[Dataset rows about figures]
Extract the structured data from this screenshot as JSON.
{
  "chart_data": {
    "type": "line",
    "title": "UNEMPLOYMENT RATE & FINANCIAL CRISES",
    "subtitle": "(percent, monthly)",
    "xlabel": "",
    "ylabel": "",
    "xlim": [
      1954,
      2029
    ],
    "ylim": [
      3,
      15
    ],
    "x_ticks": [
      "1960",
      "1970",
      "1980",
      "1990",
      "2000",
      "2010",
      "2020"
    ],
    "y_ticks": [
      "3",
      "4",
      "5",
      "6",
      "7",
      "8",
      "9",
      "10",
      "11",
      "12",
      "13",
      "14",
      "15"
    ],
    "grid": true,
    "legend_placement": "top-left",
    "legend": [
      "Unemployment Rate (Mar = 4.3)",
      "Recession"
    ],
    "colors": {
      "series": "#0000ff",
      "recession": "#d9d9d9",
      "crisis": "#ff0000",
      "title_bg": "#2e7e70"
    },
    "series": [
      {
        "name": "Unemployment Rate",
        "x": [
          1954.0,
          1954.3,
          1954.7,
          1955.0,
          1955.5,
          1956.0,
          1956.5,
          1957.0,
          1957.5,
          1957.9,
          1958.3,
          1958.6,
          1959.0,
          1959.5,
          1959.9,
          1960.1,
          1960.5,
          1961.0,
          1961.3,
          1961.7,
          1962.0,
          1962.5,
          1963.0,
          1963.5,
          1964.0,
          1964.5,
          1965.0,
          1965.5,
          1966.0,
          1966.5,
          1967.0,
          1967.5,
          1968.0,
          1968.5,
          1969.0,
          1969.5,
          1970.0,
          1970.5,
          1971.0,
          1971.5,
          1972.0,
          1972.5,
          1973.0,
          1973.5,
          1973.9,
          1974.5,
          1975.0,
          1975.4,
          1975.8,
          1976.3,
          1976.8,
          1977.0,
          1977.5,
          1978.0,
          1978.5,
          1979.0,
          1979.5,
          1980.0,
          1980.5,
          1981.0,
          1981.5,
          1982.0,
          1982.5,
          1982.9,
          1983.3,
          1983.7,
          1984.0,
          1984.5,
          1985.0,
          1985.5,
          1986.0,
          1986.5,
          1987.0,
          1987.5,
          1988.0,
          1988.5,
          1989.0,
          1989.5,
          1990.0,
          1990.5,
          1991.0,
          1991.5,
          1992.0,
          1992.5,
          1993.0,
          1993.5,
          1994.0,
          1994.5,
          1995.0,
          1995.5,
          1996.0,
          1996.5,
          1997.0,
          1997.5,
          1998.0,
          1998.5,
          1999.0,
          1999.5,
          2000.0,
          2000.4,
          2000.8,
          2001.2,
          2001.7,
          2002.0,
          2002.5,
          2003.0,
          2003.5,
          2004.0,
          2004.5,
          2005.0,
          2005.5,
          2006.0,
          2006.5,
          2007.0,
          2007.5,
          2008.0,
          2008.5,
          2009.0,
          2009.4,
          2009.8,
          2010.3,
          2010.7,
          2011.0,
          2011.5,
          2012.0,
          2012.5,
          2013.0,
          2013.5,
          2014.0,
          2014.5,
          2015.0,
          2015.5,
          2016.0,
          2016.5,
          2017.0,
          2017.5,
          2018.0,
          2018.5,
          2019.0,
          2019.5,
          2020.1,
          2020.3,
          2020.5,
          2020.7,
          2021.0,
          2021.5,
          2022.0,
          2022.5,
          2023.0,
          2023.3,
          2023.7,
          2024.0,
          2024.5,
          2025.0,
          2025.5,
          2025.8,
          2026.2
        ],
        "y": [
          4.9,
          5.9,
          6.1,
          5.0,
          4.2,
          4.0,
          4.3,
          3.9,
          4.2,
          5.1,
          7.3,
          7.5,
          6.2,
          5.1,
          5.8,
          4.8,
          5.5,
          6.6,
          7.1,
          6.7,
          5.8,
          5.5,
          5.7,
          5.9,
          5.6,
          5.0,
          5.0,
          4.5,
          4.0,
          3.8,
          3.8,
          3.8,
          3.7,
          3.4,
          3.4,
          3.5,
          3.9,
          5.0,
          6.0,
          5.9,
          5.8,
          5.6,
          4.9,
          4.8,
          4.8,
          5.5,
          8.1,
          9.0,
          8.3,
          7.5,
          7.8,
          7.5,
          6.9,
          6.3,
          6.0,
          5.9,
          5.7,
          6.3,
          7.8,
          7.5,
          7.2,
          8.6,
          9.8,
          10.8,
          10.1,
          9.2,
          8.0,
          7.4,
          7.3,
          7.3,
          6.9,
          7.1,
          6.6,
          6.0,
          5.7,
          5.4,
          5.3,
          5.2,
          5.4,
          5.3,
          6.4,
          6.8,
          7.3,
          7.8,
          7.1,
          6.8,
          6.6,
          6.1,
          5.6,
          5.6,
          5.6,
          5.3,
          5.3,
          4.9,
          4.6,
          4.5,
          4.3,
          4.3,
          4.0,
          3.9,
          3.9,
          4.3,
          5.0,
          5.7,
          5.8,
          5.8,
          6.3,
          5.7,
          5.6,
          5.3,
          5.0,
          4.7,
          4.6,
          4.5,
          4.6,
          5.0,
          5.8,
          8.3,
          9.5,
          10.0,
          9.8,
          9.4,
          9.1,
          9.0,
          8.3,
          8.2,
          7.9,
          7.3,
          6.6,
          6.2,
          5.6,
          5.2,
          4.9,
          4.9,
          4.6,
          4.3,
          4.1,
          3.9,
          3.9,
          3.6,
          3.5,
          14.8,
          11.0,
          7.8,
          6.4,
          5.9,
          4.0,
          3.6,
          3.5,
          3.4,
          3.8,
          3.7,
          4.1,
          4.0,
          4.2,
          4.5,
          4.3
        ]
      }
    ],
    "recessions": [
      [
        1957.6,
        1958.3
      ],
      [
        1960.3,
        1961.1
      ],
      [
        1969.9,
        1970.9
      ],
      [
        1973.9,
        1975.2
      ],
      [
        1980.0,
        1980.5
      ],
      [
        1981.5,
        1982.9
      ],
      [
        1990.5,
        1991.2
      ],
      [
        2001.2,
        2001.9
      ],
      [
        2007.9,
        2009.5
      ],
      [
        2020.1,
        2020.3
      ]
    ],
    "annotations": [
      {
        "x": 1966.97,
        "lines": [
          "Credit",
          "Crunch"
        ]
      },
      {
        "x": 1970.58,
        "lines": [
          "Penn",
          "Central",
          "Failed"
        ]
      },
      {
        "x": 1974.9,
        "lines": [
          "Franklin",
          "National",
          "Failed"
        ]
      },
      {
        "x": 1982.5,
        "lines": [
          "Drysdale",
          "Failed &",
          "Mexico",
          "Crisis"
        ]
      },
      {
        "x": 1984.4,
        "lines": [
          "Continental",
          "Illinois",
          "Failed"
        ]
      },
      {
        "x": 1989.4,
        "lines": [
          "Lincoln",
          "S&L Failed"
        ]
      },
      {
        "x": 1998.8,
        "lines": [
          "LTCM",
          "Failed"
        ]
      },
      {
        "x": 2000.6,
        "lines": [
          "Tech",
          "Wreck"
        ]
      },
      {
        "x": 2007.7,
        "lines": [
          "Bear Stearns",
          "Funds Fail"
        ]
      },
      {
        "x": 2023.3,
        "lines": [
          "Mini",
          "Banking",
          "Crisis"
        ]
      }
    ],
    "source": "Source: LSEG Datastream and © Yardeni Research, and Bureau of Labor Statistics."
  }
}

[Task] Can you give every line above again, exactly as written?

[Full solution]
Extract the structured data from this screenshot as JSON.
{
  "chart_data": {
    "type": "line",
    "title": "UNEMPLOYMENT RATE & FINANCIAL CRISES",
    "subtitle": "(percent, monthly)",
    "xlabel": "",
    "ylabel": "",
    "xlim": [
      1954,
      2029
    ],
    "ylim": [
      3,
      15
    ],
    "x_ticks": [
      "1960",
      "1970",
      "1980",
      "1990",
      "2000",
      "2010",
      "2020"
    ],
    "y_ticks": [
      "3",
      "4",
      "5",
      "6",
      "7",
      "8",
      "9",
      "10",
      "11",
      "12",
      "13",
      "14",
      "15"
    ],
    "grid": true,
    "legend_placement": "top-left",
    "legend": [
      "Unemployment Rate (Mar = 4.3)",
      "Recession"
    ],
    "colors": {
      "series": "#0000ff",
      "recession": "#d9d9d9",
      "crisis": "#ff0000",
      "title_bg": "#2e7e70"
    },
    "series": [
      {
        "name": "Unemployment Rate",
        "x": [
          1954.0,
          1954.3,
          1954.7,
          1955.0,
          1955.5,
          1956.0,
          1956.5,
          1957.0,
          1957.5,
          1957.9,
          1958.3,
          1958.6,
          1959.0,
          1959.5,
          1959.9,
          1960.1,
          1960.5,
          1961.0,
          1961.3,
          1961.7,
          1962.0,
          1962.5,
          1963.0,
          1963.5,
          1964.0,
          1964.5,
          1965.0,
          1965.5,
          1966.0,
          1966.5,
          1967.0,
          1967.5,
          1968.0,
          1968.5,
          1969.0,
          1969.5,
          1970.0,
          1970.5,
          1971.0,
          1971.5,
          1972.0,
          1972.5,
          1973.0,
          1973.5,
          1973.9,
          1974.5,
          1975.0,
          1975.4,
          1975.8,
          1976.3,
          1976.8,
          1977.0,
          1977.5,
          1978.0,
          1978.5,
          1979.0,
          1979.5,
          1980.0,
          1980.5,
          1981.0,
          1981.5,
          1982.0,
          1982.5,
          1982.9,
          1983.3,
          1983.7,
          1984.0,
          1984.5,
          1985.0,
          1985.5,
          1986.0,
          1986.5,
          1987.0,
          1987.5,
          1988.0,
          1988.5,
          1989.0,
          1989.5,
          1990.0,
          1990.5,
          1991.0,
          1991.5,
          1992.0,
          1992.5,
          1993.0,
          1993.5,
          1994.0,
          1994.5,
          1995.0,
          1995.5,
          1996.0,
          1996.5,
          1997.0,
          1997.5,
          1998.0,
          1998.5,
          1999.0,
          1999.5,
          2000.0,
          2000.4,
          2000.8,
          2001.2,
          2001.7,
          2002.0,
          2002.5,
          2003.0,
          2003.5,
          2004.0,
          2004.5,
          2005.0,
          2005.5,
          2006.0,
          2006.5,
          2007.0,
          2007.5,
          2008.0,
          2008.5,
          2009.0,
          2009.4,
          2009.8,
          2010.3,
          2010.7,
          2011.0,
          2011.5,
          2012.0,
          2012.5,
          2013.0,
          2013.5,
          2014.0,
          2014.5,
          2015.0,
          2015.5,
          2016.0,
          2016.5,
          2017.0,
          2017.5,
          2018.0,
          2018.5,
          2019.0,
          2019.5,
          2020.1,
          2020.3,
          2020.5,
          2020.7,
          2021.0,
          2021.5,
          2022.0,
          2022.5,
          2023.0,
          2023.3,
          2023.7,
          2024.0,
          2024.5,
          2025.0,
          2025.5,
          2025.8,
          2026.2
        ],
        "y": [
          4.9,
          5.9,
          6.1,
          5.0,
          4.2,
          4.0,
          4.3,
          3.9,
          4.2,
          5.1,
          7.3,
          7.5,
          6.2,
          5.1,
          5.8,
          4.8,
          5.5,
          6.6,
          7.1,
          6.7,
          5.8,
          5.5,
          5.7,
          5.9,
          5.6,
          5.0,
          5.0,
          4.5,
          4.0,
          3.8,
          3.8,
          3.8,
          3.7,
          3.4,
          3.4,
          3.5,
          3.9,
          5.0,
          6.0,
          5.9,
          5.8,
          5.6,
          4.9,
          4.8,
          4.8,
          5.5,
          8.1,
          9.0,
          8.3,
          7.5,
          7.8,
          7.5,
          6.9,
          6.3,
          6.0,
          5.9,
          5.7,
          6.3,
          7.8,
          7.5,
          7.2,
          8.6,
          9.8,
          10.8,
          10.1,
          9.2,
          8.0,
          7.4,
          7.3,
          7.3,
          6.9,
          7.1,
          6.6,
          6.0,
          5.7,
          5.4,
          5.3,
          5.2,
          5.4,
          5.3,
          6.4,
          6.8,
          7.3,
          7.8,
          7.1,
          6.8,
          6.6,
          6.1,
          5.6,
          5.6,
          5.6,
          5.3,
          5.3,
          4.9,
          4.6,
          4.5,
          4.3,
          4.3,
          4.0,
          3.9,
          3.9,
          4.3,
          5.0,
          5.7,
          5.8,
          5.8,
          6.3,
          5.7,
          5.6,
          5.3,
          5.0,
          4.7,
          4.6,
          4.5,
          4.6,
          5.0,
          5.8,
          8.3,
          9.5,
          10.0,
          9.8,
          9.4,
          9.1,
          9.0,
          8.3,
          8.2,
          7.9,
          7.3,
          6.6,
          6.2,
          5.6,
          5.2,
          4.9,
          4.9,
          4.6,
          4.3,
          4.1,
          3.9,
          3.9,
          3.6,
          3.5,
          14.8,
          11.0,
          7.8,
          6.4,
          5.9,
          4.0,
          3.6,
          3.5,
          3.4,
          3.8,
          3.7,
          4.1,
          4.0,
          4.2,
          4.5,
          4.3
        ]
      }
    ],
    "recessions": [
      [
        1957.6,
        1958.3
      ],
      [
        1960.3,
        1961.1
      ],
      [
        1969.9,
        1970.9
      ],
      [
        1973.9,
        1975.2
      ],
      [
        1980.0,
        1980.5
      ],
      [
        1981.5,
        1982.9
      ],
      [
        1990.5,
        1991.2
      ],
      [
        2001.2,
        2001.9
      ],
      [
        2007.9,
        2009.5
      ],
      [
        2020.1,
        2020.3
      ]
    ],
    "annotations": [
      {
        "x": 1966.97,
        "lines": [
          "Credit",
          "Crunch"
        ]
      },
      {
        "x": 1970.58,
        "lines": [
          "Penn",
          "Central",
          "Failed"
        ]
      },
      {
        "x": 1974.9,
        "lines": [
          "Franklin",
          "National",
          "Failed"
        ]
      },
      {
        "x": 1982.5,
        "lines": [
          "Drysdale",
          "Failed &",
          "Mexico",
          "Crisis"
        ]
      },
      {
        "x": 1984.4,
        "lines": [
          "Continental",
          "Illinois",
          "Failed"
        ]
      },
      {
        "x": 1989.4,
        "lines": [
          "Lincoln",
          "S&L Failed"
        ]
      },
      {
        "x": 1998.8,
        "lines": [
          "LTCM",
          "Failed"
        ]
      },
      {
        "x": 2000.6,
        "lines": [
          "Tech",
          "Wreck"
        ]
      },
      {
        "x": 2007.7,
        "lines": [
          "Bear Stearns",
          "Funds Fail"
        ]
      },
      {
        "x": 2023.3,
        "lines": [
          "Mini",
          "Banking",
          "Crisis"
        ]
      }
    ],
    "source": "Source: LSEG Datastream and © Yardeni Research, and Bureau of Labor Statistics."
  }
}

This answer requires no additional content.